___ EXTRACTED ENTRIES

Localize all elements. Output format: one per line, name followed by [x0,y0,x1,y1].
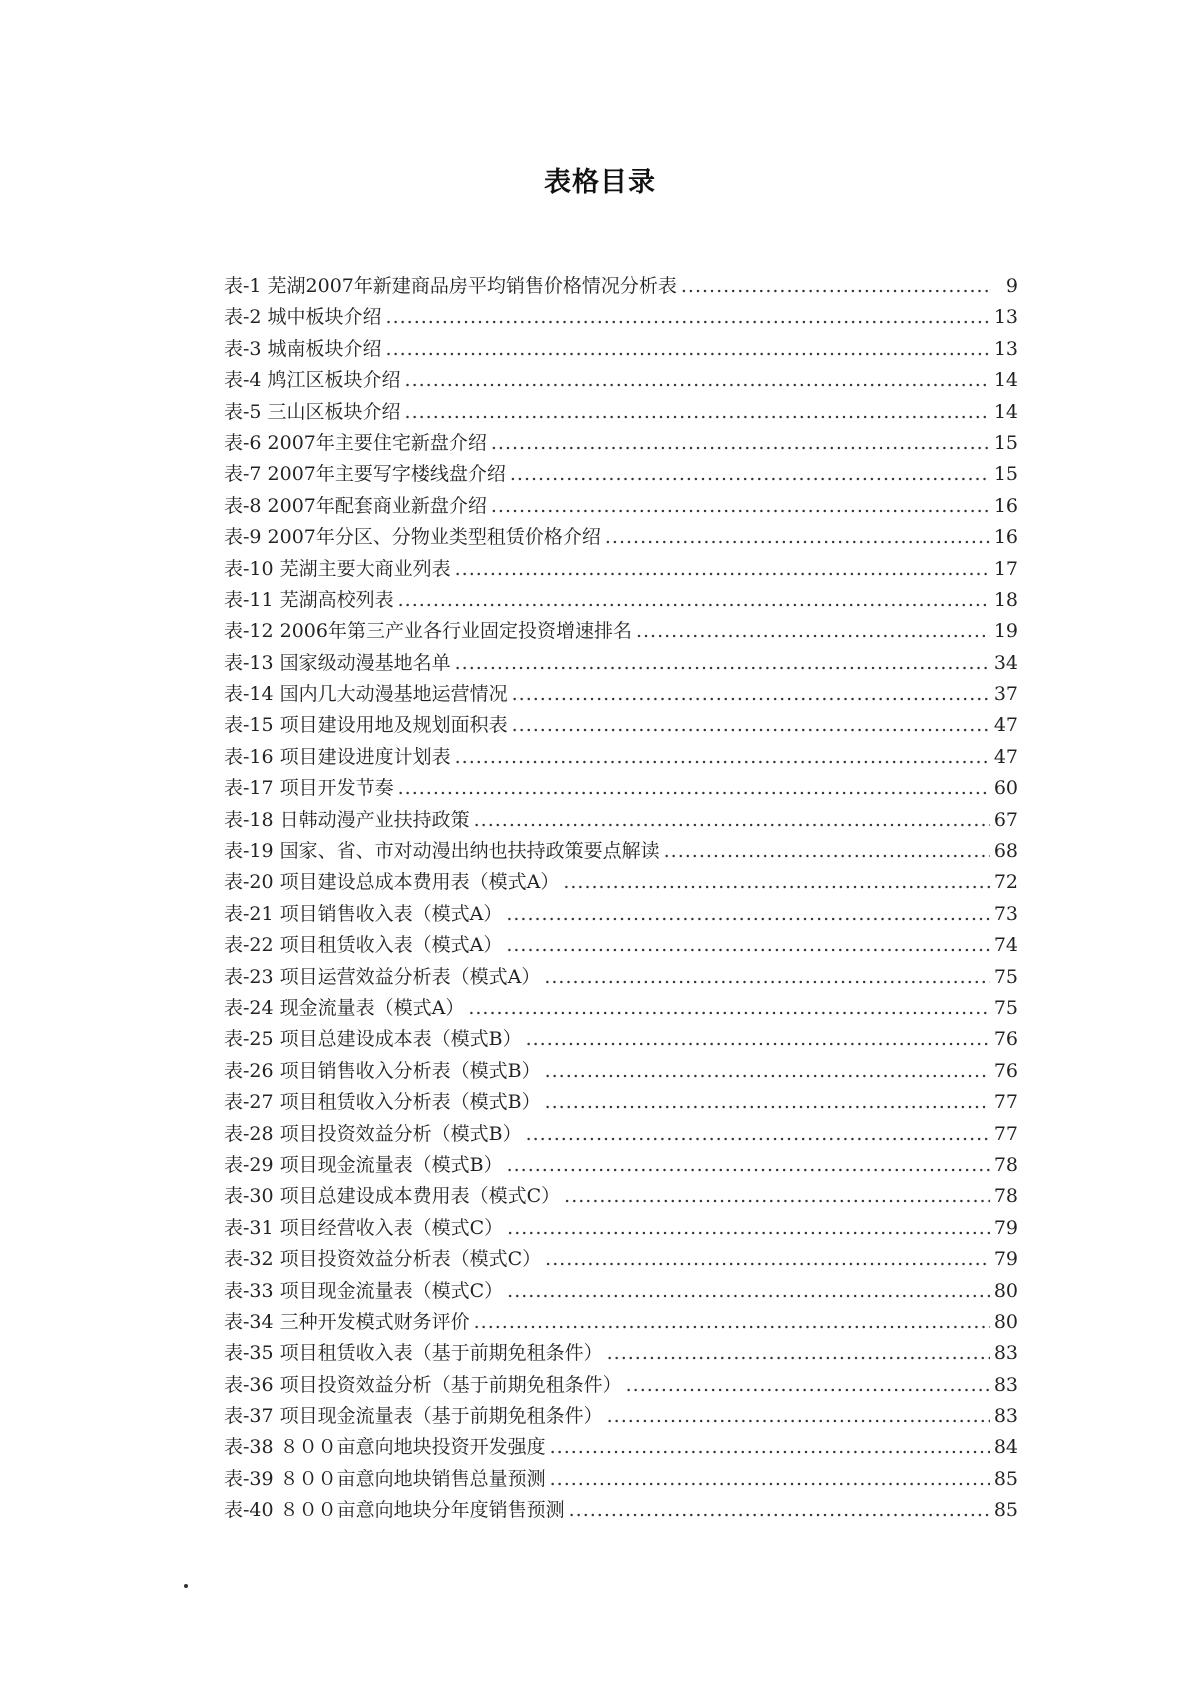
toc-entry-page: 34 [993,651,1018,674]
toc-leader-dots [386,334,990,365]
toc-entry-page: 83 [993,1405,1018,1428]
toc-leader-dots [550,1432,990,1463]
toc-entry[interactable] [224,742,1018,773]
toc-entry-page: 79 [993,1248,1018,1271]
toc-entry-number: 表-10 [224,557,274,580]
toc-entry[interactable] [224,1495,1018,1526]
toc-leader-dots [545,1087,990,1118]
toc-entry-label: 日韩动漫产业扶持政策 [279,808,470,831]
toc-entry[interactable] [224,428,1018,459]
toc-entry[interactable] [224,459,1018,490]
toc-entry-number: 表-25 [224,1028,274,1051]
toc-entry[interactable] [224,554,1018,585]
toc-entry[interactable] [224,899,1018,930]
toc-leader-dots [398,773,990,804]
toc-leader-dots [506,930,989,961]
toc-entry[interactable] [224,930,1018,961]
toc-entry-page: 15 [993,463,1018,486]
toc-entry-label: ８００亩意向地块投资开发强度 [279,1436,546,1459]
toc-entry[interactable] [224,836,1018,867]
toc-entry[interactable] [224,867,1018,898]
toc-entry-page: 83 [993,1342,1018,1365]
toc-entry-number: 表-18 [224,808,274,831]
toc-entry-page: 76 [993,1059,1018,1082]
toc-entry-page: 74 [993,934,1018,957]
toc-entry[interactable] [224,616,1018,647]
toc-leader-dots [507,1213,990,1244]
toc-entry-number: 表-23 [224,965,274,988]
toc-entry-page: 84 [993,1436,1018,1459]
toc-entry[interactable] [224,1432,1018,1463]
toc-entry-number: 表-19 [224,840,274,863]
toc-entry-page: 13 [993,337,1018,360]
toc-entry-page: 72 [993,871,1018,894]
toc-leader-dots [491,491,990,522]
toc-entry-page: 9 [1005,275,1018,297]
toc-entry-number: 表-5 [224,400,262,423]
toc-entry-number: 表-29 [224,1153,274,1176]
toc-entry-label: 2006年第三产业各行业固定投资增速排名 [279,620,632,643]
toc-leader-dots [455,554,990,585]
toc-entry-page: 37 [993,683,1018,706]
toc-entry-label: 芜湖2007年新建商品房平均销售价格情况分析表 [267,275,677,297]
toc-entry[interactable] [224,271,1018,302]
toc-entry-number: 表-14 [224,683,274,706]
toc-entry[interactable] [224,1150,1018,1181]
toc-entry-page: 77 [993,1091,1018,1114]
toc-entry[interactable] [224,993,1018,1024]
toc-entry-label: 2007年主要住宅新盘介绍 [267,431,487,454]
toc-entry-label: 项目投资效益分析（模式B） [279,1122,522,1145]
toc-entry[interactable] [224,773,1018,804]
toc-entry-label: 项目现金流量表（模式B） [279,1153,503,1176]
toc-entry-number: 表-17 [224,777,274,800]
toc-entry-page: 77 [993,1122,1018,1145]
toc-entry-number: 表-27 [224,1091,274,1114]
toc-entry-page: 68 [993,840,1018,863]
toc-entry-page: 85 [993,1467,1018,1490]
toc-entry-page: 85 [993,1499,1018,1522]
toc-entry-number: 表-11 [224,588,274,611]
toc-entry-page: 16 [993,494,1018,517]
toc-entry-page: 75 [993,996,1018,1019]
toc-leader-dots [569,1495,990,1526]
toc-entry[interactable] [224,1119,1018,1150]
toc-entry[interactable] [224,805,1018,836]
toc-entry-page: 80 [993,1279,1018,1302]
toc-entry-number: 表-16 [224,745,274,768]
toc-entry-page: 18 [993,588,1018,611]
toc-leader-dots [550,1464,990,1495]
toc-entry-label: 芜湖主要大商业列表 [279,557,451,580]
toc-entry-label: ８００亩意向地块分年度销售预测 [279,1499,565,1522]
toc-entry-label: 项目销售收入分析表（模式B） [279,1059,541,1082]
toc-entry-page: 83 [993,1373,1018,1396]
toc-entry[interactable] [224,710,1018,741]
toc-leader-dots [526,1119,990,1150]
toc-entry-page: 47 [993,745,1018,768]
toc-leader-dots [545,1244,990,1275]
toc-entry-label: 三种开发模式财务评价 [279,1310,470,1333]
toc-entry-label: 项目现金流量表（基于前期免租条件） [279,1405,603,1428]
toc-entry-number: 表-34 [224,1310,274,1333]
table-of-contents [224,271,1018,1527]
toc-entry-page: 17 [993,557,1018,580]
toc-entry-page: 14 [993,400,1018,423]
toc-leader-dots [506,899,989,930]
toc-leader-dots [664,836,990,867]
toc-leader-dots [491,428,990,459]
toc-leader-dots [507,1276,990,1307]
toc-leader-dots [512,679,990,710]
toc-entry-label: 国内几大动漫基地运营情况 [279,683,508,706]
toc-entry-number: 表-40 [224,1499,274,1522]
toc-entry[interactable] [224,365,1018,396]
toc-entry-number: 表-6 [224,431,262,454]
toc-entry-number: 表-21 [224,902,274,925]
toc-entry[interactable] [224,962,1018,993]
toc-entry[interactable] [224,1370,1018,1401]
toc-entry-label: 项目投资效益分析（基于前期免租条件） [279,1373,622,1396]
toc-entry-label: 项目租赁收入分析表（模式B） [279,1091,541,1114]
toc-entry-label: 项目运营效益分析表（模式A） [279,965,541,988]
toc-entry-label: 2007年主要写字楼线盘介绍 [267,463,506,486]
toc-entry-label: 项目销售收入表（模式A） [279,902,503,925]
toc-entry-label: 2007年分区、分物业类型租赁价格介绍 [267,526,601,549]
toc-leader-dots [474,805,990,836]
toc-entry-label: 项目总建设成本表（模式B） [279,1028,522,1051]
toc-entry-label: 项目建设总成本费用表（模式A） [279,871,560,894]
toc-entry[interactable] [224,491,1018,522]
toc-entry-page: 79 [993,1216,1018,1239]
toc-entry-page: 15 [993,431,1018,454]
toc-entry[interactable] [224,648,1018,679]
toc-entry-page: 60 [993,777,1018,800]
toc-leader-dots [636,616,990,647]
toc-entry[interactable] [224,1213,1018,1244]
toc-entry-label: 项目开发节奏 [279,777,394,800]
toc-leader-dots [544,962,989,993]
toc-entry[interactable] [224,1244,1018,1275]
toc-entry-page: 80 [993,1310,1018,1333]
toc-leader-dots [526,1024,990,1055]
toc-entry-number: 表-20 [224,871,274,894]
toc-entry-number: 表-28 [224,1122,274,1145]
toc-entry-number: 表-32 [224,1248,274,1271]
toc-leader-dots [455,648,990,679]
toc-entry-number: 表-13 [224,651,274,674]
toc-entry-page: 78 [993,1153,1018,1176]
toc-entry-label: 芜湖高校列表 [279,588,394,611]
page-dot-mark [184,1584,188,1588]
toc-leader-dots [607,1401,990,1432]
toc-entry-label: ８００亩意向地块销售总量预测 [279,1467,546,1490]
toc-leader-dots [474,1307,990,1338]
toc-entry-page: 19 [993,620,1018,643]
toc-entry-page: 13 [993,306,1018,329]
toc-entry-number: 表-33 [224,1279,274,1302]
toc-entry-label: 项目建设进度计划表 [279,745,451,768]
toc-leader-dots [468,993,989,1024]
toc-entry-label: 项目建设用地及规划面积表 [279,714,508,737]
toc-leader-dots [455,742,990,773]
toc-entry-number: 表-9 [224,526,262,549]
toc-entry-number: 表-7 [224,463,262,486]
toc-entry-label: 鸠江区板块介绍 [267,369,401,392]
toc-entry-label: 国家级动漫基地名单 [279,651,451,674]
toc-entry-label: 国家、省、市对动漫出纳也扶持政策要点解读 [279,840,660,863]
toc-entry[interactable] [224,1307,1018,1338]
toc-entry-label: 项目现金流量表（模式C） [279,1279,504,1302]
toc-entry-page: 76 [993,1028,1018,1051]
toc-entry-number: 表-31 [224,1216,274,1239]
toc-leader-dots [681,271,992,302]
toc-leader-dots [607,1338,990,1369]
toc-entry[interactable] [224,522,1018,553]
toc-entry[interactable] [224,302,1018,333]
toc-entry[interactable] [224,1056,1018,1087]
toc-entry-page: 67 [993,808,1018,831]
toc-entry[interactable] [224,1087,1018,1118]
toc-entry[interactable] [224,585,1018,616]
toc-leader-dots [563,867,989,898]
toc-entry-number: 表-24 [224,996,274,1019]
toc-entry-number: 表-12 [224,620,274,643]
toc-entry-number: 表-26 [224,1059,274,1082]
toc-leader-dots [386,302,990,333]
toc-entry-page: 47 [993,714,1018,737]
toc-entry[interactable] [224,1181,1018,1212]
toc-entry[interactable] [224,679,1018,710]
toc-entry-number: 表-1 [224,275,262,297]
toc-entry-label: 三山区板块介绍 [267,400,401,423]
toc-entry-number: 表-36 [224,1373,274,1396]
toc-leader-dots [605,522,990,553]
toc-entry-label: 项目经营收入表（模式C） [279,1216,504,1239]
toc-entry-page: 75 [993,965,1018,988]
toc-entry-label: 项目总建设成本费用表（模式C） [279,1185,561,1208]
toc-entry[interactable] [224,1276,1018,1307]
toc-entry[interactable] [224,1464,1018,1495]
toc-entry-page: 78 [993,1185,1018,1208]
toc-entry-number: 表-37 [224,1405,274,1428]
toc-entry[interactable] [224,1401,1018,1432]
toc-entry-label: 项目投资效益分析表（模式C） [279,1248,542,1271]
toc-entry-label: 2007年配套商业新盘介绍 [267,494,487,517]
toc-entry-label: 城南板块介绍 [267,337,382,360]
toc-entry-page: 73 [993,902,1018,925]
toc-entry-number: 表-38 [224,1436,274,1459]
toc-entry-number: 表-3 [224,337,262,360]
toc-entry[interactable] [224,1024,1018,1055]
toc-entry[interactable] [224,397,1018,428]
page-title: 表格目录 [544,167,656,198]
toc-leader-dots [507,1150,990,1181]
toc-entry-number: 表-39 [224,1467,274,1490]
toc-entry-number: 表-8 [224,494,262,517]
toc-entry-label: 项目租赁收入表（基于前期免租条件） [279,1342,603,1365]
toc-entry[interactable] [224,334,1018,365]
toc-leader-dots [405,365,990,396]
toc-entry-label: 城中板块介绍 [267,306,382,329]
toc-entry-page: 14 [993,369,1018,392]
toc-entry[interactable] [224,1338,1018,1369]
toc-entry-number: 表-2 [224,306,262,329]
toc-entry-label: 项目租赁收入表（模式A） [279,934,503,957]
toc-leader-dots [626,1370,990,1401]
toc-entry-number: 表-15 [224,714,274,737]
toc-leader-dots [398,585,990,616]
toc-entry-number: 表-4 [224,369,262,392]
toc-entry-label: 现金流量表（模式A） [279,996,465,1019]
toc-entry-number: 表-30 [224,1185,274,1208]
toc-entry-number: 表-35 [224,1342,274,1365]
toc-leader-dots [545,1056,990,1087]
toc-entry-page: 16 [993,526,1018,549]
toc-leader-dots [512,710,990,741]
toc-leader-dots [510,459,990,490]
toc-entry-number: 表-22 [224,934,274,957]
toc-leader-dots [564,1181,990,1212]
toc-leader-dots [405,397,990,428]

______

→ AIM OF THE EXERCISE:
Extract the lines of the material starting at the line containing "toc-entry-page: 34 [993,651,1018,674]" and ending at the line containing "toc-entry-page: 74 [993,934,1018,957]", copying both of those lines and everything between them verbatim.

→ COMPLETE OUTPUT:
toc-entry-page: 34 [993,651,1018,674]
toc-leader-dots [386,334,990,365]
toc-entry-page: 83 [993,1405,1018,1428]
toc-leader-dots [550,1432,990,1463]
toc-entry[interactable] [224,742,1018,773]
toc-entry-page: 79 [993,1248,1018,1271]
toc-entry-number: 表-10 [224,557,274,580]
toc-entry[interactable] [224,1495,1018,1526]
toc-leader-dots [545,1087,990,1118]
toc-entry-label: 日韩动漫产业扶持政策 [279,808,470,831]
toc-entry[interactable] [224,428,1018,459]
toc-entry[interactable] [224,459,1018,490]
toc-entry-number: 表-25 [224,1028,274,1051]
toc-entry[interactable] [224,554,1018,585]
toc-entry[interactable] [224,899,1018,930]
toc-leader-dots [398,773,990,804]
toc-leader-dots [506,930,989,961]
toc-entry[interactable] [224,930,1018,961]
toc-entry-page: 15 [993,463,1018,486]
toc-entry-label: ８００亩意向地块投资开发强度 [279,1436,546,1459]
toc-entry[interactable] [224,836,1018,867]
toc-entry[interactable] [224,867,1018,898]
toc-entry-page: 83 [993,1342,1018,1365]
toc-entry-number: 表-18 [224,808,274,831]
toc-entry-page: 76 [993,1059,1018,1082]
toc-entry-page: 74 [993,934,1018,957]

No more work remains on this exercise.